* [Extracts from a graphics dataset]:
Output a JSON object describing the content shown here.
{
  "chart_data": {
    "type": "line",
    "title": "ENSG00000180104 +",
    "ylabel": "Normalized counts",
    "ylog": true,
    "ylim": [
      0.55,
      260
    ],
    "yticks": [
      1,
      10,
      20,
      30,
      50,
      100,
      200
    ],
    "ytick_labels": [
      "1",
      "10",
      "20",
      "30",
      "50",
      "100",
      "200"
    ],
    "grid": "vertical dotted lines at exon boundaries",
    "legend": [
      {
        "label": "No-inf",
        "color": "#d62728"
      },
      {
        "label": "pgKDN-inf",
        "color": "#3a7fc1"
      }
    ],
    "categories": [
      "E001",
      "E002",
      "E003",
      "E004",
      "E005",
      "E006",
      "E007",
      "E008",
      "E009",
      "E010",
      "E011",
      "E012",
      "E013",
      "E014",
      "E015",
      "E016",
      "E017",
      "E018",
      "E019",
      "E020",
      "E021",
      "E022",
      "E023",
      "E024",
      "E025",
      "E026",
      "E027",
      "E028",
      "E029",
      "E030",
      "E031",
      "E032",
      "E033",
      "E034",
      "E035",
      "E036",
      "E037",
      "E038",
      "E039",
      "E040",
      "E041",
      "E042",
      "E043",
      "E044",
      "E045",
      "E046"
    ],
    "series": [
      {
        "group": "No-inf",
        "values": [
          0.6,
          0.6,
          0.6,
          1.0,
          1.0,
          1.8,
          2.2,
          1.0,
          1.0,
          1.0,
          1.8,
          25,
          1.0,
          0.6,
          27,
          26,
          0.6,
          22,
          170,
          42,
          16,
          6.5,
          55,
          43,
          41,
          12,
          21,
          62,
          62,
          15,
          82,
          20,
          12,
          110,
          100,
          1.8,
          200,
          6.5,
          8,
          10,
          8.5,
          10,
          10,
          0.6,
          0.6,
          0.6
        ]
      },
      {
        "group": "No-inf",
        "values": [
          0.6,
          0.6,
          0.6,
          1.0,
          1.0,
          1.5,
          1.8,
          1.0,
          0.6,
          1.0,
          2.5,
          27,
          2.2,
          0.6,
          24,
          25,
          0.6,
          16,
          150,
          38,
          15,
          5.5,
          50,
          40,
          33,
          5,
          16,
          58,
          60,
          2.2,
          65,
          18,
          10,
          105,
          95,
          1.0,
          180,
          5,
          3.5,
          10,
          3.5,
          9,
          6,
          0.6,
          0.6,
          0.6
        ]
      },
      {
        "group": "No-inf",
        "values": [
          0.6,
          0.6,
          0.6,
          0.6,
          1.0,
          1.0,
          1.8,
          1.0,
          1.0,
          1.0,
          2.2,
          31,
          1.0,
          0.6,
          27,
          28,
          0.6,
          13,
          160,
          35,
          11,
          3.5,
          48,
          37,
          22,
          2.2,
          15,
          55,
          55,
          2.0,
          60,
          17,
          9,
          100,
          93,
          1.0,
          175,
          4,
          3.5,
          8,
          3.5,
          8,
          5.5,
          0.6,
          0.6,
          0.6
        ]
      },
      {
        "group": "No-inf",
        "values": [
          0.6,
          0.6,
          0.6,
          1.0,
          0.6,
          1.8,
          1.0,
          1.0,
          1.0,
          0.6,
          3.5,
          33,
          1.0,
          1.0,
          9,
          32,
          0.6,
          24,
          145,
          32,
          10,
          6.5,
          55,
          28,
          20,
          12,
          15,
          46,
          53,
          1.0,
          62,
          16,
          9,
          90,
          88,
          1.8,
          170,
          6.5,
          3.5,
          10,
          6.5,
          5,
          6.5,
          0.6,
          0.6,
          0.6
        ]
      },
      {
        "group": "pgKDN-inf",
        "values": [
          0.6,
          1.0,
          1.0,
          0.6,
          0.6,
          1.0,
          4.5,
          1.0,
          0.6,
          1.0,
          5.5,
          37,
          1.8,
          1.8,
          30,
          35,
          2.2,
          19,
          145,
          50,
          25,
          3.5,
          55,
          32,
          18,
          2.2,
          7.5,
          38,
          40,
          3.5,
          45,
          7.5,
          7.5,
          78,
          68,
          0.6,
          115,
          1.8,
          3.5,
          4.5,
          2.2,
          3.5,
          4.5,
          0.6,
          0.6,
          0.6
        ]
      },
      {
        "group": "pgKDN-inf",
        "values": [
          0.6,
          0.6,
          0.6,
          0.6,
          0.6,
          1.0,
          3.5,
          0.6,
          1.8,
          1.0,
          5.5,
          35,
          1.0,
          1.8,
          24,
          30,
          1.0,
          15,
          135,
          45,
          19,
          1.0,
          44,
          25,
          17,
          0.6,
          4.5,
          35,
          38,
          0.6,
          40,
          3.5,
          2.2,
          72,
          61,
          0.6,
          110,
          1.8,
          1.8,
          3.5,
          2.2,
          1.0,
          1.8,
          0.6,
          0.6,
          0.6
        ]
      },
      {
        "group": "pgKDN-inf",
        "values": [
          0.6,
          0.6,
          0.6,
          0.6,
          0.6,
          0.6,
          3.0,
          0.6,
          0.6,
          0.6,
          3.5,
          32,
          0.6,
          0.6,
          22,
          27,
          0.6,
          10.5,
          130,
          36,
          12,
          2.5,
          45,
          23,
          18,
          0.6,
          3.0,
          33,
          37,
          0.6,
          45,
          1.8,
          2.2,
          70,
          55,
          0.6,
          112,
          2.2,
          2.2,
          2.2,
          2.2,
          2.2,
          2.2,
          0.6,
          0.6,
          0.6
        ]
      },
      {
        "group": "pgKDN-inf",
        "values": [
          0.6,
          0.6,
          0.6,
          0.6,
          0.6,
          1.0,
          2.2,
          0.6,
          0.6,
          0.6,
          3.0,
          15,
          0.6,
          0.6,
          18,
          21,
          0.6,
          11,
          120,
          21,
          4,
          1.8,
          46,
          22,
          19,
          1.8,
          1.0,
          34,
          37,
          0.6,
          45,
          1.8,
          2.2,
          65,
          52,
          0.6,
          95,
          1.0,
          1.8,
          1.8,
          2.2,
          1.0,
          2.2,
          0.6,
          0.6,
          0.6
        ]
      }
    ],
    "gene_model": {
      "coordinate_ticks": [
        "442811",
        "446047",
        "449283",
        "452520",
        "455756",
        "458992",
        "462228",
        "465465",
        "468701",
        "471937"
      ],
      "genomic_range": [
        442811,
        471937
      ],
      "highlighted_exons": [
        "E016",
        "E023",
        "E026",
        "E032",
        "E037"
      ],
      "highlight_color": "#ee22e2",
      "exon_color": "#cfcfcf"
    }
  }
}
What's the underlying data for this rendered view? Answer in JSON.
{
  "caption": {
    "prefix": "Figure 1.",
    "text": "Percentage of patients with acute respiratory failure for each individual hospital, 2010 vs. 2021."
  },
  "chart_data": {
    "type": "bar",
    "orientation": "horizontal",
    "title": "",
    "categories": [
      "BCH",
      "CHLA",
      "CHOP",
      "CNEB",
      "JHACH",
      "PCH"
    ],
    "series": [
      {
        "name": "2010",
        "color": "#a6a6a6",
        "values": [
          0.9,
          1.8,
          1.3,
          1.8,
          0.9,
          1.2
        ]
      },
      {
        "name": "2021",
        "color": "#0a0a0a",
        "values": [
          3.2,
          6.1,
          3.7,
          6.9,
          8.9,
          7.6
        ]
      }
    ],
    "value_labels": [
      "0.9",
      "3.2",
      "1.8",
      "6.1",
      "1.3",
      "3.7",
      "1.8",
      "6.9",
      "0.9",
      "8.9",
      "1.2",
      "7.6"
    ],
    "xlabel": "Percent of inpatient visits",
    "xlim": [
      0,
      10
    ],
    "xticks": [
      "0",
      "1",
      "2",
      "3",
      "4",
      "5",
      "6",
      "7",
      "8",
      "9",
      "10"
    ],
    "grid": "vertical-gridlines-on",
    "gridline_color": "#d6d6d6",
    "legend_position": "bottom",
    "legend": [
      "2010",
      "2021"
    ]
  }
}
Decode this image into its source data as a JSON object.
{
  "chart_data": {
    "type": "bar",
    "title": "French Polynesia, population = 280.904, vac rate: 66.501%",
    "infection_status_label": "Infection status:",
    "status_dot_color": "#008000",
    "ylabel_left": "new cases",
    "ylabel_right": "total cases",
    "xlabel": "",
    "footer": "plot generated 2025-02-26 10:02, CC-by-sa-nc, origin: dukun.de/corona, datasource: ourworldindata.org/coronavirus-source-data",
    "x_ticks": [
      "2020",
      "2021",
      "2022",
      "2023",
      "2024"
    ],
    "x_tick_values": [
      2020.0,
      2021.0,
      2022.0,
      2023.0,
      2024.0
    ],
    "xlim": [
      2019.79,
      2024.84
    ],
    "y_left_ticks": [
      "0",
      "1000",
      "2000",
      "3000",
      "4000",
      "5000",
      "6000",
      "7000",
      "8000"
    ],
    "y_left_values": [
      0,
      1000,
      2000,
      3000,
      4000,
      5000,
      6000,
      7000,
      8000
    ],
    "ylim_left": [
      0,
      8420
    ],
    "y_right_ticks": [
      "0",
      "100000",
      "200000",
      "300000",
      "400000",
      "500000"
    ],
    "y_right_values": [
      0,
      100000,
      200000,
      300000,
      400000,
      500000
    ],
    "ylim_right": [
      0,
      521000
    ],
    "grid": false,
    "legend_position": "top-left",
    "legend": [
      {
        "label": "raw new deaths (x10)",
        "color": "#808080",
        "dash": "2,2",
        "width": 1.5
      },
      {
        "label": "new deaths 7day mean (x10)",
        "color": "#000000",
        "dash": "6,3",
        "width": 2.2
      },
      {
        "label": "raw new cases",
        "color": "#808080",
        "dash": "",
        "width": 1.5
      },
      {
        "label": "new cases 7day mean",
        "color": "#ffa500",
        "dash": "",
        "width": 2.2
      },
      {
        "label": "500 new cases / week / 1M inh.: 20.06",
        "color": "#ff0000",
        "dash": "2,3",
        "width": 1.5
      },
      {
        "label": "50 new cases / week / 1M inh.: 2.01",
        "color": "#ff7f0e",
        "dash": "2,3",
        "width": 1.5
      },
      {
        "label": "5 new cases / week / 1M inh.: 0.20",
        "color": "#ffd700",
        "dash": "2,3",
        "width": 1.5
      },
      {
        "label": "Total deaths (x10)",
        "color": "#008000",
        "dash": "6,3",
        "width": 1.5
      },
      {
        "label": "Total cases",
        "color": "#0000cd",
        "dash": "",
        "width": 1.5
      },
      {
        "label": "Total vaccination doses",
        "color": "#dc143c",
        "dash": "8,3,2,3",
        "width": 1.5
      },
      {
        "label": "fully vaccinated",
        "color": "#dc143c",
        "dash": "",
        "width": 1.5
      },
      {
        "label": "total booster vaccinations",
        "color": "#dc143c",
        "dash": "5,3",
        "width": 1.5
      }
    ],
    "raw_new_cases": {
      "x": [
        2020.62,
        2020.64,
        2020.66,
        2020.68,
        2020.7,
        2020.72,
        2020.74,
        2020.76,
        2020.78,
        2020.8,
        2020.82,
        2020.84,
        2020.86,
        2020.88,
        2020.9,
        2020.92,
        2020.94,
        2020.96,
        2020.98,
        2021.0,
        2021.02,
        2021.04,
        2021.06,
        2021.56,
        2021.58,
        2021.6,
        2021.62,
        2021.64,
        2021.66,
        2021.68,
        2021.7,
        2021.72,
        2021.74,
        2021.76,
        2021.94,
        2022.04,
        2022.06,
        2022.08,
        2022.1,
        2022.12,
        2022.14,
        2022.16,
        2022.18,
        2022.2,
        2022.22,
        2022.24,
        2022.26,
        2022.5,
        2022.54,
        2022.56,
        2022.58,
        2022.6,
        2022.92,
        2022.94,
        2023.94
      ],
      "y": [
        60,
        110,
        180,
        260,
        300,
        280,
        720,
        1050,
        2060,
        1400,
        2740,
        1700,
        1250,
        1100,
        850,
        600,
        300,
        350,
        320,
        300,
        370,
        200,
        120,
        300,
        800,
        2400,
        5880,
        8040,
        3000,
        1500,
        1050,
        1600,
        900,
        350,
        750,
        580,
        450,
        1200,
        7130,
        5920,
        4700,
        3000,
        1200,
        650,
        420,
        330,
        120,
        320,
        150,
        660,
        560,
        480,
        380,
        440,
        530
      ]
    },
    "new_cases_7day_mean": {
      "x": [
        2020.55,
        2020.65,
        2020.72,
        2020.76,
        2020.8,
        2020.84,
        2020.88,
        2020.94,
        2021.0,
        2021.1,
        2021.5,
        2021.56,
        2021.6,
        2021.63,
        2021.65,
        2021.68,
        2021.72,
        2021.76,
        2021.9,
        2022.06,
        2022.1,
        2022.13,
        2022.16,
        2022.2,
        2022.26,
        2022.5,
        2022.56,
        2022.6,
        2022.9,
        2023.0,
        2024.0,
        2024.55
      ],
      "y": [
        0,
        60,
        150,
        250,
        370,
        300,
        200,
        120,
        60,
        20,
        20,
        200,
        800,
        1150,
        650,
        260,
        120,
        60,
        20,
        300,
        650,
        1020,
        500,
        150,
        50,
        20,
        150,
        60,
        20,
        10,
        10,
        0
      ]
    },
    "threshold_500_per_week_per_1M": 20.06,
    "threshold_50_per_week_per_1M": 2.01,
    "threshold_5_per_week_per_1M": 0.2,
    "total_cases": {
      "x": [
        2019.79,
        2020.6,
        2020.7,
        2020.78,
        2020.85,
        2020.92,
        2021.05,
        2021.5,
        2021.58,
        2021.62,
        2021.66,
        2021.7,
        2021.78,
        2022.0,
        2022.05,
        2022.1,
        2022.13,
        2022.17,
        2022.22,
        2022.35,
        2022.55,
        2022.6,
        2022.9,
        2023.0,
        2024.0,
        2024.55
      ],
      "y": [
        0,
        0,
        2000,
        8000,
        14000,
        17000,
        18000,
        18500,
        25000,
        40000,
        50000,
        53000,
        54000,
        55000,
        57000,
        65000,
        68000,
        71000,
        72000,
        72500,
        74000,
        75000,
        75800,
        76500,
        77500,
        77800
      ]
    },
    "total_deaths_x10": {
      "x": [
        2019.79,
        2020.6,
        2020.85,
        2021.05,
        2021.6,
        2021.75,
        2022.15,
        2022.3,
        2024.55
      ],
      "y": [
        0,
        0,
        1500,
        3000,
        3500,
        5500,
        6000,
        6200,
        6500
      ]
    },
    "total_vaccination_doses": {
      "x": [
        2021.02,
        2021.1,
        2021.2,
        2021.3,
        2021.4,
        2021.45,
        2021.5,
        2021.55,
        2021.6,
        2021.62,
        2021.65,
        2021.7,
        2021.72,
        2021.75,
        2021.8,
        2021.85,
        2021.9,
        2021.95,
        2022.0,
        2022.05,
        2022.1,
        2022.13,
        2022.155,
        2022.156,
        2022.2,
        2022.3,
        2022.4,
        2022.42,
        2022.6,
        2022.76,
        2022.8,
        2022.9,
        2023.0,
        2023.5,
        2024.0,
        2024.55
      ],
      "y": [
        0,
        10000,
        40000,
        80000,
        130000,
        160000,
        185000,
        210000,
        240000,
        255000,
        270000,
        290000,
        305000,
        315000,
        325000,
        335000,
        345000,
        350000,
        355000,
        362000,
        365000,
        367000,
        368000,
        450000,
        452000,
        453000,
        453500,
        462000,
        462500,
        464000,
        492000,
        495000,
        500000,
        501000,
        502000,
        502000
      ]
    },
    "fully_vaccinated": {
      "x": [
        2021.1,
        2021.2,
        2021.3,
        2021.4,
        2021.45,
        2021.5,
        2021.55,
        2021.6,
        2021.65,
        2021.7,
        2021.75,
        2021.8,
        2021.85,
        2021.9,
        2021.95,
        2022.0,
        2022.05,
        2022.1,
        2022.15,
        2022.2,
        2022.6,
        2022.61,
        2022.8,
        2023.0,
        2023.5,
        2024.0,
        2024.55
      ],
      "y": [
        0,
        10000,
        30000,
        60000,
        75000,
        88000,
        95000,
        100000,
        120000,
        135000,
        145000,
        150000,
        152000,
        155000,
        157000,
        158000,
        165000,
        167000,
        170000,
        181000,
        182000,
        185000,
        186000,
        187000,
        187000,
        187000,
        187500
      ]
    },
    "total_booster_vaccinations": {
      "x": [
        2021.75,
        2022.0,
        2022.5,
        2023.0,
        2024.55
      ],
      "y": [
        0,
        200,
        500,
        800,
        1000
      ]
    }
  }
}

* [Work required]:
Going through the entries above, count the lines with the word "xlabel". Give only the result.

* [Your response]:
2